# Direction
Your task is to print all of the material verbatim.

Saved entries
= = = = =

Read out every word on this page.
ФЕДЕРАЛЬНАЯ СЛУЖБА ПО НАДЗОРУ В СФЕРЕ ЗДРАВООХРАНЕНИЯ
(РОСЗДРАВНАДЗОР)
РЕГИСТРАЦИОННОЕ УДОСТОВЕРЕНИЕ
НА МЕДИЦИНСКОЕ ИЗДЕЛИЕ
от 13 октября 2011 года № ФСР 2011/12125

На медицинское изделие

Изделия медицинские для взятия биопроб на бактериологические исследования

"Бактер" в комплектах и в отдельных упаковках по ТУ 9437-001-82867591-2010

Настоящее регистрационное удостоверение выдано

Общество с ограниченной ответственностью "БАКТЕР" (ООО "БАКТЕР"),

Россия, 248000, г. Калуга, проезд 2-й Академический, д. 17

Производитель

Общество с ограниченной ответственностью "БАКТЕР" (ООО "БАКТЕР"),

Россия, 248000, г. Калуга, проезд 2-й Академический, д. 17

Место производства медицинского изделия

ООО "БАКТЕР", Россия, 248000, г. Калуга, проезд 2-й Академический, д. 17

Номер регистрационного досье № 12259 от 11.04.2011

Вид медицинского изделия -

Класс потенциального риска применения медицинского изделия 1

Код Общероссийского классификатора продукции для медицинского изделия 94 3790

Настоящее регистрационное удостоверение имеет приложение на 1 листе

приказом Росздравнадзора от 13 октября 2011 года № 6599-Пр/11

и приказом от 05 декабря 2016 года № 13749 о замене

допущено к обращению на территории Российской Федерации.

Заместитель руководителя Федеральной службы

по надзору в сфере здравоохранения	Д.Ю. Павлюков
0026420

= = = = =

# Task response
Read out every word on this page.
ФЕДЕРАЛЬНАЯ СЛУЖБА ПО НАДЗОРУ В СФЕРЕ ЗДРАВООХРАНЕНИЯ
(РОСЗДРАВНАДЗОР)
РЕГИСТРАЦИОННОЕ УДОСТОВЕРЕНИЕ
НА МЕДИЦИНСКОЕ ИЗДЕЛИЕ
от 13 октября 2011 года № ФСР 2011/12125

На медицинское изделие

Изделия медицинские для взятия биопроб на бактериологические исследования

"Бактер" в комплектах и в отдельных упаковках по ТУ 9437-001-82867591-2010

Настоящее регистрационное удостоверение выдано

Общество с ограниченной ответственностью "БАКТЕР" (ООО "БАКТЕР"),

Россия, 248000, г. Калуга, проезд 2-й Академический, д. 17

Производитель

Общество с ограниченной ответственностью "БАКТЕР" (ООО "БАКТЕР"),

Россия, 248000, г. Калуга, проезд 2-й Академический, д. 17

Место производства медицинского изделия

ООО "БАКТЕР", Россия, 248000, г. Калуга, проезд 2-й Академический, д. 17

Номер регистрационного досье № 12259 от 11.04.2011

Вид медицинского изделия -

Класс потенциального риска применения медицинского изделия 1

Код Общероссийского классификатора продукции для медицинского изделия 94 3790

Настоящее регистрационное удостоверение имеет приложение на 1 листе

приказом Росздравнадзора от 13 октября 2011 года № 6599-Пр/11

и приказом от 05 декабря 2016 года № 13749 о замене

допущено к обращению на территории Российской Федерации.

Заместитель руководителя Федеральной службы

по надзору в сфере здравоохранения	Д.Ю. Павлюков
0026420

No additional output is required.